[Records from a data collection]
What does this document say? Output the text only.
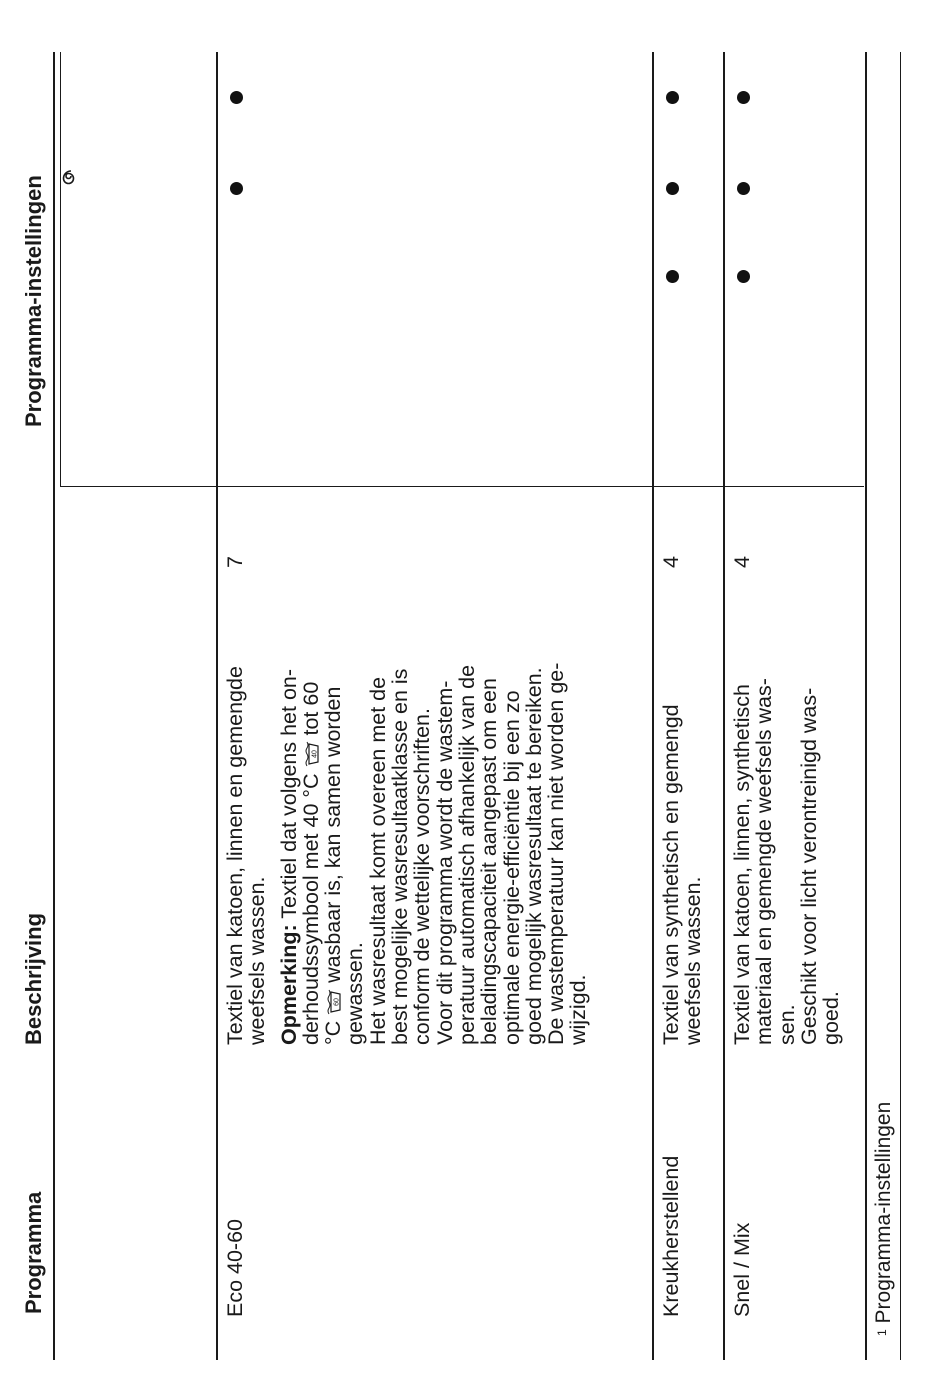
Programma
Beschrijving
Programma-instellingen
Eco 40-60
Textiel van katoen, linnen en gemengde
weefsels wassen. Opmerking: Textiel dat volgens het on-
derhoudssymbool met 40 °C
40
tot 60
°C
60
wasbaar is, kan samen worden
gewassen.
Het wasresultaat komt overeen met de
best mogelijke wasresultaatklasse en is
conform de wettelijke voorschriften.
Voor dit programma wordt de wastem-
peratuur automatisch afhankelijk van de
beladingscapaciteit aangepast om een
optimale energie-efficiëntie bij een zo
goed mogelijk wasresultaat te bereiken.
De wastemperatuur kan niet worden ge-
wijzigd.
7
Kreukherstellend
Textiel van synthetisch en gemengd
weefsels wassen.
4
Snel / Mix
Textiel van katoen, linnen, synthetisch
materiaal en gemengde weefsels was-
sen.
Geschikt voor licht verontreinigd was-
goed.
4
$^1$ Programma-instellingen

---

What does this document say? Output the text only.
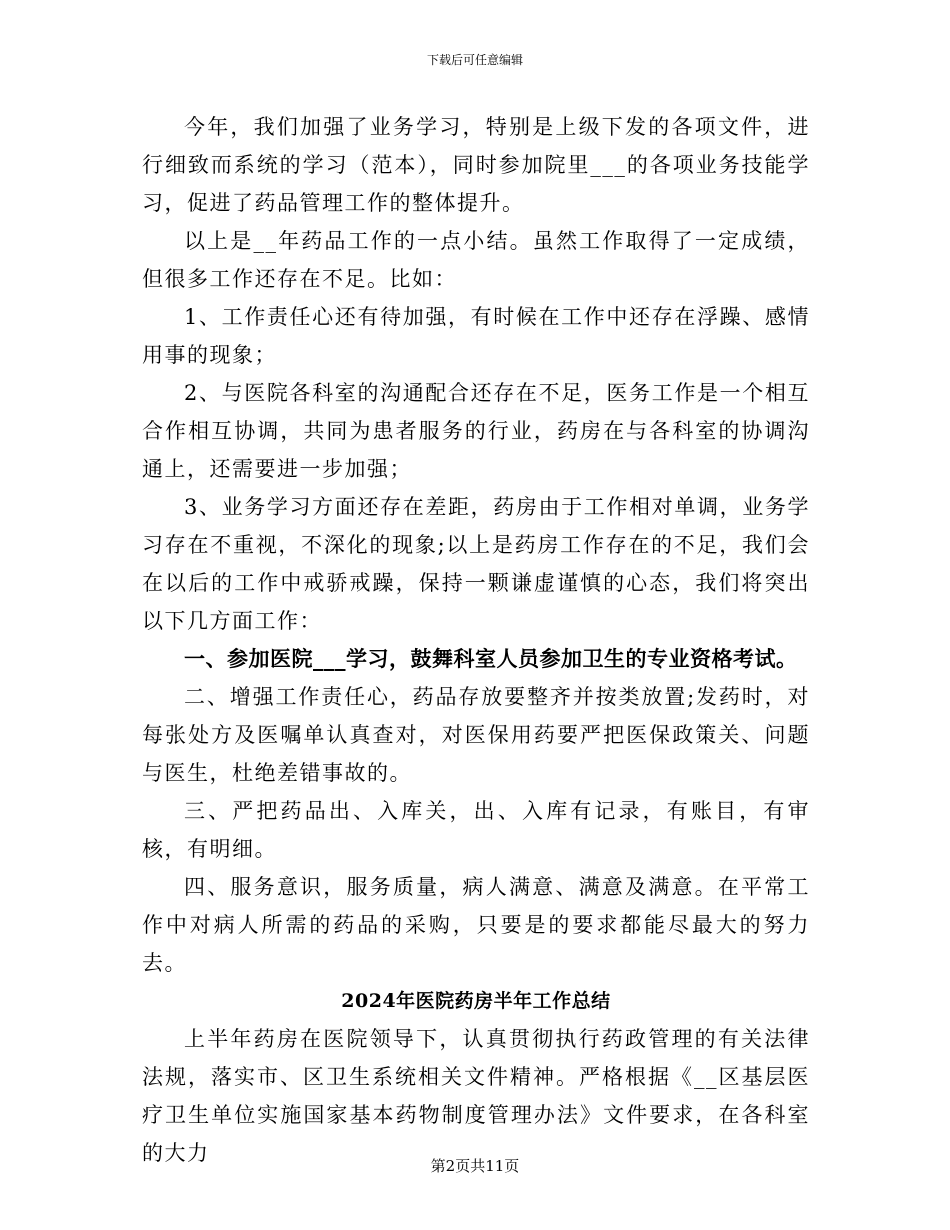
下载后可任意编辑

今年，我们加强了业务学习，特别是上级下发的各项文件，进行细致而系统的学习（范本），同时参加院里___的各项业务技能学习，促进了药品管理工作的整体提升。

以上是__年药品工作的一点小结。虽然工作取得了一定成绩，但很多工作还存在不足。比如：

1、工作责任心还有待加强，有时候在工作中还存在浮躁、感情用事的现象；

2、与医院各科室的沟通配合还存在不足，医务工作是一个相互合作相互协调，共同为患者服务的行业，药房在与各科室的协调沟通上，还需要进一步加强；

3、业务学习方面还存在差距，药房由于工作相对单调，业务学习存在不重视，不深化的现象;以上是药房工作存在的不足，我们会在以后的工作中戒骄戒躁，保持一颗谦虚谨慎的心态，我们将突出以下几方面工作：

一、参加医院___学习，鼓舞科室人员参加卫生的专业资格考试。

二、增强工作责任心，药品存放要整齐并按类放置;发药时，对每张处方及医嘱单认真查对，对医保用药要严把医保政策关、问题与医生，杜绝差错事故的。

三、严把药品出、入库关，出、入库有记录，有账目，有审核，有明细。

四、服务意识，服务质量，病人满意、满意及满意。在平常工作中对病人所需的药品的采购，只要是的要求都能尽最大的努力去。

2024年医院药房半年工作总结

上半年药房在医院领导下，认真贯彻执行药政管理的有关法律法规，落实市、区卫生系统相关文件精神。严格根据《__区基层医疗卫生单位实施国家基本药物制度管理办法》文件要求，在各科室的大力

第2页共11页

# [YOUR GOAL]
Identify which lines contain the word "linnen" and copy each one.

# [SOLUTION BELOW]
Textiel van katoen, linnen en gemengde
Textiel van katoen, linnen, synthetisch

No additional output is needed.